━━━━━ ENTRIES PROVIDED
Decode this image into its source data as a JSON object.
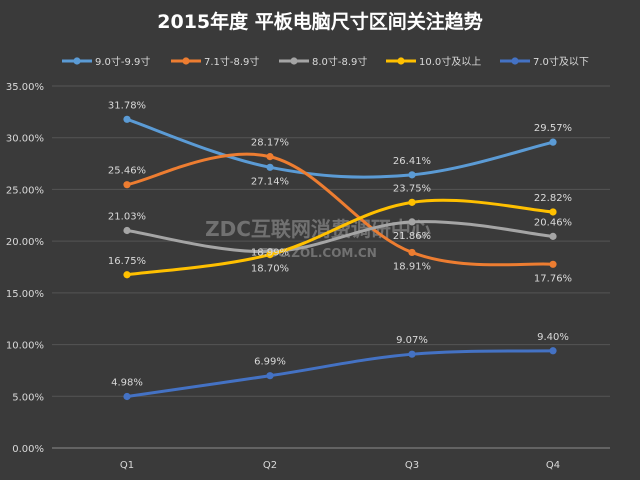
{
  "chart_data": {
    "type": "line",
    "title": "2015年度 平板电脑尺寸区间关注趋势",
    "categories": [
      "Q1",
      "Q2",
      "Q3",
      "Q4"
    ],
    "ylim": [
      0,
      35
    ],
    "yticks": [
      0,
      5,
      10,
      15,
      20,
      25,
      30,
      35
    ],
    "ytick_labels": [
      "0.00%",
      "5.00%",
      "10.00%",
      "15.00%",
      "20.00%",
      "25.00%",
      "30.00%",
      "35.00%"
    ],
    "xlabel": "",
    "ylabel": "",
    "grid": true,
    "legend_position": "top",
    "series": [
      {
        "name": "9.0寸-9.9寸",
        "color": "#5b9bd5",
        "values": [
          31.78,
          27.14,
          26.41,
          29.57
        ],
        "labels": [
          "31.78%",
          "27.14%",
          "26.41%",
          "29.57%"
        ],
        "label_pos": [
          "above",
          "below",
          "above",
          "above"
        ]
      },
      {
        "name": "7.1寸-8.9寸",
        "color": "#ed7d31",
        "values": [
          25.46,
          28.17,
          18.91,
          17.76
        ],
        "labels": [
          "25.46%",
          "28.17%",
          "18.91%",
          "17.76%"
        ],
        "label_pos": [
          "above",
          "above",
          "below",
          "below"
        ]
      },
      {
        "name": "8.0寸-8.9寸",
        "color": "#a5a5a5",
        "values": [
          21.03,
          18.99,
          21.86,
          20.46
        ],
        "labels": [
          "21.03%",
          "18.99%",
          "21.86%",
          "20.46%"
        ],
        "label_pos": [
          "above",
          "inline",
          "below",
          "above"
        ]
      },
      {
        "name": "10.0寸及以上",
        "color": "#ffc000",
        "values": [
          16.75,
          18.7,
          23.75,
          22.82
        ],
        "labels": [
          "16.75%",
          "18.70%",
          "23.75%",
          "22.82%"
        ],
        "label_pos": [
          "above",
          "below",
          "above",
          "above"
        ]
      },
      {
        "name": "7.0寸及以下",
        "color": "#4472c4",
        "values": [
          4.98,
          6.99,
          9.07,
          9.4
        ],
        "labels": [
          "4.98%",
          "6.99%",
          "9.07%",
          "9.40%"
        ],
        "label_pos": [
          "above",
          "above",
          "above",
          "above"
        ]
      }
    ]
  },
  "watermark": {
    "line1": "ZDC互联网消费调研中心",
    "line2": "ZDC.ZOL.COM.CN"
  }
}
━━━━━━━━━━
━━━━━ ENTRIES PROVIDED
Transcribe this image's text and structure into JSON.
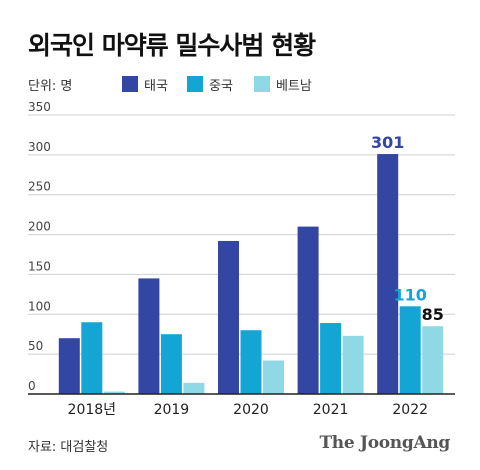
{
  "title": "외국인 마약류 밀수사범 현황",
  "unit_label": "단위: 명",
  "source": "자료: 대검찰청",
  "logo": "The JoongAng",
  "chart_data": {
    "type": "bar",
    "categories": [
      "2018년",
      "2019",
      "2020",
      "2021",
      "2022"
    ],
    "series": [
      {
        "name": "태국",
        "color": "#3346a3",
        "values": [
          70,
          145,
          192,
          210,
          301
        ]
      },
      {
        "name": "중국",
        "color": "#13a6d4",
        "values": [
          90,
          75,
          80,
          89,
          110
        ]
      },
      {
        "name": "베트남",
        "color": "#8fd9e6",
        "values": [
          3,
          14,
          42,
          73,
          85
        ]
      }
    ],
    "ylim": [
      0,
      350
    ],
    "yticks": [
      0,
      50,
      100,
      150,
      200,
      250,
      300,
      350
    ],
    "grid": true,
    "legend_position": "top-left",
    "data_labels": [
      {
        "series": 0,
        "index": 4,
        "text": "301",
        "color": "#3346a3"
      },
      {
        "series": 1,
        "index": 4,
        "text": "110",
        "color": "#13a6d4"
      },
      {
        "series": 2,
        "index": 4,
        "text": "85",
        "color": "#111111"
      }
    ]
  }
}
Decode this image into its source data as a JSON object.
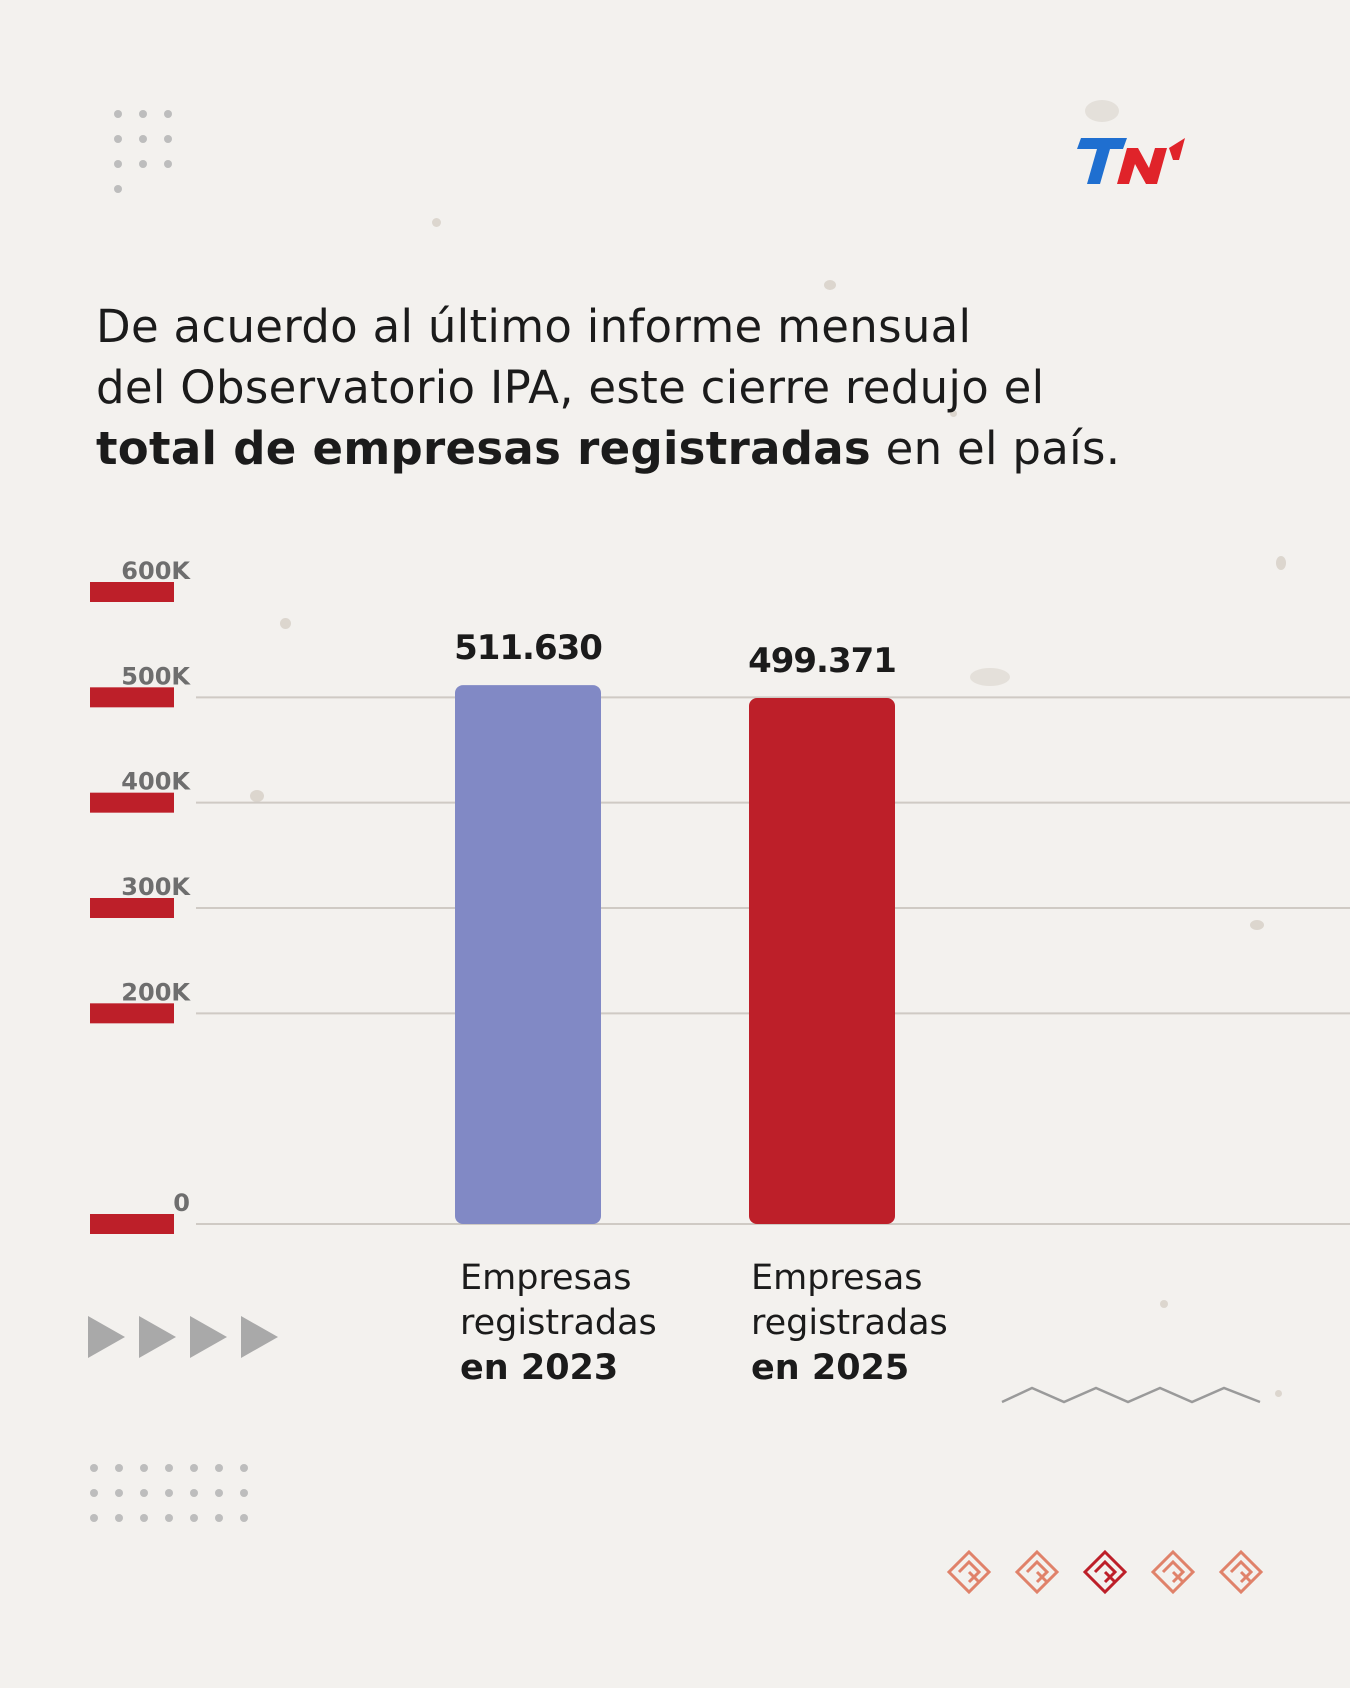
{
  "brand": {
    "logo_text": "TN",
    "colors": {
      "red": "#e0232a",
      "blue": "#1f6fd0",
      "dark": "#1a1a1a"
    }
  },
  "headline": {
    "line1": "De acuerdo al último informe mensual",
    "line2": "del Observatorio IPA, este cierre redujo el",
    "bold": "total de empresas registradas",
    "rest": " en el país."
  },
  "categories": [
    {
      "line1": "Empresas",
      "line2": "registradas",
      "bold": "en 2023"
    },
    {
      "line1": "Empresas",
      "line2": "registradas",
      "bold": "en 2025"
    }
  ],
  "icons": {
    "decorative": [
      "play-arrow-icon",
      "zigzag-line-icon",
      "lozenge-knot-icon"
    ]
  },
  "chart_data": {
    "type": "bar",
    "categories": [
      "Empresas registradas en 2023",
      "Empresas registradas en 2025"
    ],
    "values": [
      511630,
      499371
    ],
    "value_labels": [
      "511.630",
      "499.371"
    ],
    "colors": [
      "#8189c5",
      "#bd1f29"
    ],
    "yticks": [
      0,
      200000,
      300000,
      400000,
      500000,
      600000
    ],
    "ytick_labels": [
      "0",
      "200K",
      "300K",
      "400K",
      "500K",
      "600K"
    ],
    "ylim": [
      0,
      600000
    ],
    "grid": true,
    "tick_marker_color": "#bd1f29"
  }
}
━━━━━━━━━━
SHORT EXERCISE:
List each line holding the string "bold".

COMPLETE ANSWER:
    "bold": "total de empresas registradas",
      "bold": "en 2023"
      "bold": "en 2025"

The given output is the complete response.